### Text passage
▼

Salas: Sophomore fall, we co-directed “The White Rose” by Lillian Garrett-Groag—about German youth in Nazi Germany—and we’ve been working together artistically since.
Mead: We share a similar artistic vision. With directing, there can’t be two different directions, but we do have two different perspectives, and that’s helpful, because whatever Rob doesn’t pick up, I can pick up, and whatever I don’t pick up, Rob can pick up.
Orchestrating a production of Shakespeare is a feat for any director, but the limitations of the college stage present unique challenges, leaving room for creative solutions.
Salas: If you’re going to do Shakespeare for a college audience in the Ex, you can’t do a three hour behemoth of a play. If you’re going to do this show full-on, it’s going to be three hours, it’s going to have 20 people in it, and it’s going to have effects and general badassness. Because of the way the budget works here, the size of the talent pool, and the attention span of the college audience, we made it so it’s 10 characters, cut down the play so it’s about two hours, and renewed some things that would have been budget problems. So we’re adapting, yeah, but rewording Shakespeare? No, all it is is trying to take this enormous, fantastic play and fit it into our purposes.
Mead: We’re not losing anything from the storyline, and, with 10 characters, I think it makes it more intimate. The focal points are the characters, and everything else acts as a funnel to center that focus on the characters. We’re not professionally trained, and a lot of people have packed schedules, so having 10 characters gives us more time to help people develop their language and also develop their characters.
The music of the show was important to both directors, and they used their personal experience and expertise to create an original soundtrack that would enhance the production without drawing attention away from the action or the character development.
Salas: I feel like a lot of people do “cool” stuff rather than well-chosen stuff. I feel that that does not lend itself to be kind of obscure aesthetically, which I think music should be in a play—stripped down and open for interpretation. We have some original Flamenco music that I composed with my dad, and that’s going to be the kind of narrator of the show. All of the transitions are going to be a single guitar playing.
In line with the subtlety of the music, the technical aspects of the show cater to the directors’ minimalist philosophy.
Salas: Our style for the show, which is also our credo, is to give more agency to the actors than the director. Everything is stripped down, the timing is neutral, the set is minimal, the costumes are softly suggesting a militaristic setting, but are still abstract.
Salas and Mead chose “Julius Caesar” because they believe it’s the best of Shakespeare’s plays to put on.
Mead: It’s almost like two plays within one. The first act is amazing, because there’s all this build up and then there’s an assassination. The second act, though, is just action-packed, and there’s so much irony within it. It’s weird because—not to play on words or anything—but there’s a lot of backstabbing going on in the first act and then a lot of front-stabbing going on in the second act.
“Julius Caesar” runs from March 22-24 at the Loeb Experimental Theatre.

▲

### Given task 1
According to the passage, how many characters does the adapted production of "Julius Caesar" have?
### Given task 2
Rewrite the stretch of the passage from "Salas: Our style" through "are still abstract.", replacing "actors" with "performers".

### Data block
▼

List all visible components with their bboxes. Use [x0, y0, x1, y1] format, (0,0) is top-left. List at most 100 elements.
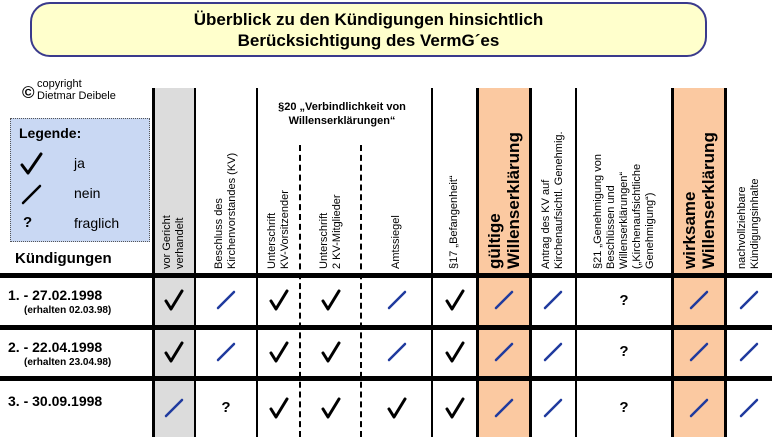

▲

### Correct answer 1
10 characters.

### Correct answer 2
Salas: Our style for the show, which is also our credo, is to give more agency to the performers than the director. Everything is stripped down, the timing is neutral, the set is minimal, the costumes are softly suggesting a militaristic setting, but are still abstract.